▸ Work to do: Reproduce the listing below without alteration, starting with its first line and continuing through the line that contains "caret-right-icon: ▶ [10,161,15,169]".

▸ Record set:
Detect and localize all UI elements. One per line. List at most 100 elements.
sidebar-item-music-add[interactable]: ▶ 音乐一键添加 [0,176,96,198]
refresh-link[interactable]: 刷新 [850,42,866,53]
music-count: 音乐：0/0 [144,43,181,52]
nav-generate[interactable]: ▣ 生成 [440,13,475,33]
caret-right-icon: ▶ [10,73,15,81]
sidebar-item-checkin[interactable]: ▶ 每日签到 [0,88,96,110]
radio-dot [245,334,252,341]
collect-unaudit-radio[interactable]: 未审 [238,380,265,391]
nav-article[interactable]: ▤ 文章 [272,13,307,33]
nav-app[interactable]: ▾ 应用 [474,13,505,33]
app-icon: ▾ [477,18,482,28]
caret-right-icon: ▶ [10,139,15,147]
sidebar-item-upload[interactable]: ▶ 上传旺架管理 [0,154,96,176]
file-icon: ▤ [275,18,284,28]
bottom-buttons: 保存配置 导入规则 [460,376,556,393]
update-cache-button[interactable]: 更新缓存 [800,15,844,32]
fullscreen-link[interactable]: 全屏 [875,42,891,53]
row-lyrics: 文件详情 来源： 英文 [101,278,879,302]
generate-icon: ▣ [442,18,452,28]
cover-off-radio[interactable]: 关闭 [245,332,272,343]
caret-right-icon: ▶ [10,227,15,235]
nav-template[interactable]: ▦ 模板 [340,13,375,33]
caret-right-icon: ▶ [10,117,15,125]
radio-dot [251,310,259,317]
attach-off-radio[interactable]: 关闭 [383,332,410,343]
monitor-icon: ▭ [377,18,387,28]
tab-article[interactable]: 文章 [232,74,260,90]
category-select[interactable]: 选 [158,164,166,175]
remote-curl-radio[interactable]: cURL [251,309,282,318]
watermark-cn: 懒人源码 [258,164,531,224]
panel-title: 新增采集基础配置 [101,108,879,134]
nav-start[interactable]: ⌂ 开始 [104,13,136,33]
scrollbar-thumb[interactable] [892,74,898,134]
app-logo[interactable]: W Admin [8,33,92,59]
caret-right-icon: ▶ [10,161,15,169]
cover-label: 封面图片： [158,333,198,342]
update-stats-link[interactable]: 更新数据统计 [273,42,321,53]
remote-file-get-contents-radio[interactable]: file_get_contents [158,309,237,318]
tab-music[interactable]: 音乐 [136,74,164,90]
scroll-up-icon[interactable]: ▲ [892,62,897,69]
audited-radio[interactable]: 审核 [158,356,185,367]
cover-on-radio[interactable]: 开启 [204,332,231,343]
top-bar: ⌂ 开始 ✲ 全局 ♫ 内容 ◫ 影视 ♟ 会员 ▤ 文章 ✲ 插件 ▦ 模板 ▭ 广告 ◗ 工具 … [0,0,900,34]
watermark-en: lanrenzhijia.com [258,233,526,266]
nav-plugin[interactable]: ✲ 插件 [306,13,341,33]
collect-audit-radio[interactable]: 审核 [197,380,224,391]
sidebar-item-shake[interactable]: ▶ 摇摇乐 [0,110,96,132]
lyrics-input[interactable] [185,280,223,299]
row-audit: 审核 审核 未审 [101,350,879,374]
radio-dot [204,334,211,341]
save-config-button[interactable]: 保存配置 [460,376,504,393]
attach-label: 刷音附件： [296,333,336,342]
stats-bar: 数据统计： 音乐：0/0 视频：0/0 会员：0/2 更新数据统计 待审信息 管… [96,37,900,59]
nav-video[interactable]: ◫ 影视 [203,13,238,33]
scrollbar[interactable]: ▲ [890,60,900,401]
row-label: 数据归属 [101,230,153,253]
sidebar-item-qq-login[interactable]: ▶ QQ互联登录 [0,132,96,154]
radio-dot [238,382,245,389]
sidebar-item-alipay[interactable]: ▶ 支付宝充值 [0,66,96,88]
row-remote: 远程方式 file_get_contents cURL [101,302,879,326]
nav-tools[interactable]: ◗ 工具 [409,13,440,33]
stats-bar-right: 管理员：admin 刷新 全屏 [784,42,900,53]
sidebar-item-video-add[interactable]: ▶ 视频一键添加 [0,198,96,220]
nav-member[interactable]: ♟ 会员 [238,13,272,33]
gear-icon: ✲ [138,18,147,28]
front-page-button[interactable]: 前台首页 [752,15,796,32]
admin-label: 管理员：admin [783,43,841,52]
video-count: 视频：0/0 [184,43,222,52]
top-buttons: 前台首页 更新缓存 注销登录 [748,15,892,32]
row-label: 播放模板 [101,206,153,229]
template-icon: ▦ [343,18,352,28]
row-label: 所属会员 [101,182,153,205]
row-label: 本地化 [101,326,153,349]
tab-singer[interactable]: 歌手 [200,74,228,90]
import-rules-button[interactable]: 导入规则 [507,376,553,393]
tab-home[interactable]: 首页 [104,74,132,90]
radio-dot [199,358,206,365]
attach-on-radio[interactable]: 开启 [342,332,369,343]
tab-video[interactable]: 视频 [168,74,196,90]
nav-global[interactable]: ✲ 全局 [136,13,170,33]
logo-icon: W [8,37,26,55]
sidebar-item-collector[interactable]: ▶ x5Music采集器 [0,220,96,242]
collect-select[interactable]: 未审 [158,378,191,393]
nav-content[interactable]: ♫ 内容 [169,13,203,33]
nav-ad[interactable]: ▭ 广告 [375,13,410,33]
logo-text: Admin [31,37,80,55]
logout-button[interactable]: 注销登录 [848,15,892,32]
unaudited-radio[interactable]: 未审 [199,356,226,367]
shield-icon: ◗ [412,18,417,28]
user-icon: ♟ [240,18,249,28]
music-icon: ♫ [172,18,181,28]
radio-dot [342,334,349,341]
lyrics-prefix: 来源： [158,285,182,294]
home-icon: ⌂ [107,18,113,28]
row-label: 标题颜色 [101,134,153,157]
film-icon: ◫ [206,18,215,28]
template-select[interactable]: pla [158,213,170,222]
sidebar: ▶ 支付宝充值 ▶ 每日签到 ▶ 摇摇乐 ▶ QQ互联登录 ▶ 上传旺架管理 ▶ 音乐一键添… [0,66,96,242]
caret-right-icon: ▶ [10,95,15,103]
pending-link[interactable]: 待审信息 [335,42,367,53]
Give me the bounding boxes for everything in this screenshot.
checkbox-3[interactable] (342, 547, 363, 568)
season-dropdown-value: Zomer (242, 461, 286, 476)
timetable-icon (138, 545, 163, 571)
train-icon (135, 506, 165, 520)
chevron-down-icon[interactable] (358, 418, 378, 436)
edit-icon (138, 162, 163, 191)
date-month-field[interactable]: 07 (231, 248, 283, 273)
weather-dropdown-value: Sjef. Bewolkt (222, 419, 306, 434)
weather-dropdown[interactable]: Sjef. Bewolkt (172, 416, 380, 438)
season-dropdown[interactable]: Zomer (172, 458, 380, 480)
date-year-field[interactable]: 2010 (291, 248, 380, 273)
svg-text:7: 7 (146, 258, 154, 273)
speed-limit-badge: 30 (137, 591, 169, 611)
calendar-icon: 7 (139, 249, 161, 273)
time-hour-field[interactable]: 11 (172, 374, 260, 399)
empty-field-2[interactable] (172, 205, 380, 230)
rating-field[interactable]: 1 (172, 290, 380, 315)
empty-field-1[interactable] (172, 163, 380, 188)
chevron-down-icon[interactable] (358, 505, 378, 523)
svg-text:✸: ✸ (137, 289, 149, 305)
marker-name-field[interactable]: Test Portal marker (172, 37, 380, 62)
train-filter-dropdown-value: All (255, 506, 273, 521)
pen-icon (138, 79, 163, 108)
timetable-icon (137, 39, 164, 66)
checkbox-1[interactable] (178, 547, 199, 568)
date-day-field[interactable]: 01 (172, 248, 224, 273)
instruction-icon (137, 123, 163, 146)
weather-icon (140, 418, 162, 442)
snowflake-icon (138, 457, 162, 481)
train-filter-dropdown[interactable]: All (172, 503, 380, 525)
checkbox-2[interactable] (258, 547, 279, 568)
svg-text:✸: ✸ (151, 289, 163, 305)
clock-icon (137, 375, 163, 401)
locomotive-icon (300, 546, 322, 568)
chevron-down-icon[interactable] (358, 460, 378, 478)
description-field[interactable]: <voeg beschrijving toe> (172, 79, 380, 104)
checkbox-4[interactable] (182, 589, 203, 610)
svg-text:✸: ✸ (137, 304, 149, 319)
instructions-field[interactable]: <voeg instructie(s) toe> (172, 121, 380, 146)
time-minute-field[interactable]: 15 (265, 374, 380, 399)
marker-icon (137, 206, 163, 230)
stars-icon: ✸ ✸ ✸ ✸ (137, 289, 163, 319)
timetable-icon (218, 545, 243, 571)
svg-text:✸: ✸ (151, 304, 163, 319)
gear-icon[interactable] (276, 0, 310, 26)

▸ Solution for this exercise:
Detect and localize all UI elements. One per line. List at most 100 elements.
sidebar-item-music-add[interactable]: ▶ 音乐一键添加 [0,176,96,198]
refresh-link[interactable]: 刷新 [850,42,866,53]
music-count: 音乐：0/0 [144,43,181,52]
nav-generate[interactable]: ▣ 生成 [440,13,475,33]
caret-right-icon: ▶ [10,73,15,81]
sidebar-item-checkin[interactable]: ▶ 每日签到 [0,88,96,110]
radio-dot [245,334,252,341]
collect-unaudit-radio[interactable]: 未审 [238,380,265,391]
nav-article[interactable]: ▤ 文章 [272,13,307,33]
nav-app[interactable]: ▾ 应用 [474,13,505,33]
app-icon: ▾ [477,18,482,28]
caret-right-icon: ▶ [10,139,15,147]
sidebar-item-upload[interactable]: ▶ 上传旺架管理 [0,154,96,176]
file-icon: ▤ [275,18,284,28]
bottom-buttons: 保存配置 导入规则 [460,376,556,393]
update-cache-button[interactable]: 更新缓存 [800,15,844,32]
fullscreen-link[interactable]: 全屏 [875,42,891,53]
row-lyrics: 文件详情 来源： 英文 [101,278,879,302]
generate-icon: ▣ [442,18,452,28]
cover-off-radio[interactable]: 关闭 [245,332,272,343]
caret-right-icon: ▶ [10,227,15,235]
nav-template[interactable]: ▦ 模板 [340,13,375,33]
caret-right-icon: ▶ [10,117,15,125]
radio-dot [251,310,259,317]
attach-off-radio[interactable]: 关闭 [383,332,410,343]
monitor-icon: ▭ [377,18,387,28]
tab-article[interactable]: 文章 [232,74,260,90]
category-select[interactable]: 选 [158,164,166,175]
remote-curl-radio[interactable]: cURL [251,309,282,318]
watermark-cn: 懒人源码 [258,164,531,224]
panel-title: 新增采集基础配置 [101,108,879,134]
nav-start[interactable]: ⌂ 开始 [104,13,136,33]
scrollbar-thumb[interactable] [892,74,898,134]
app-logo[interactable]: W Admin [8,33,92,59]
caret-right-icon: ▶ [10,161,15,169]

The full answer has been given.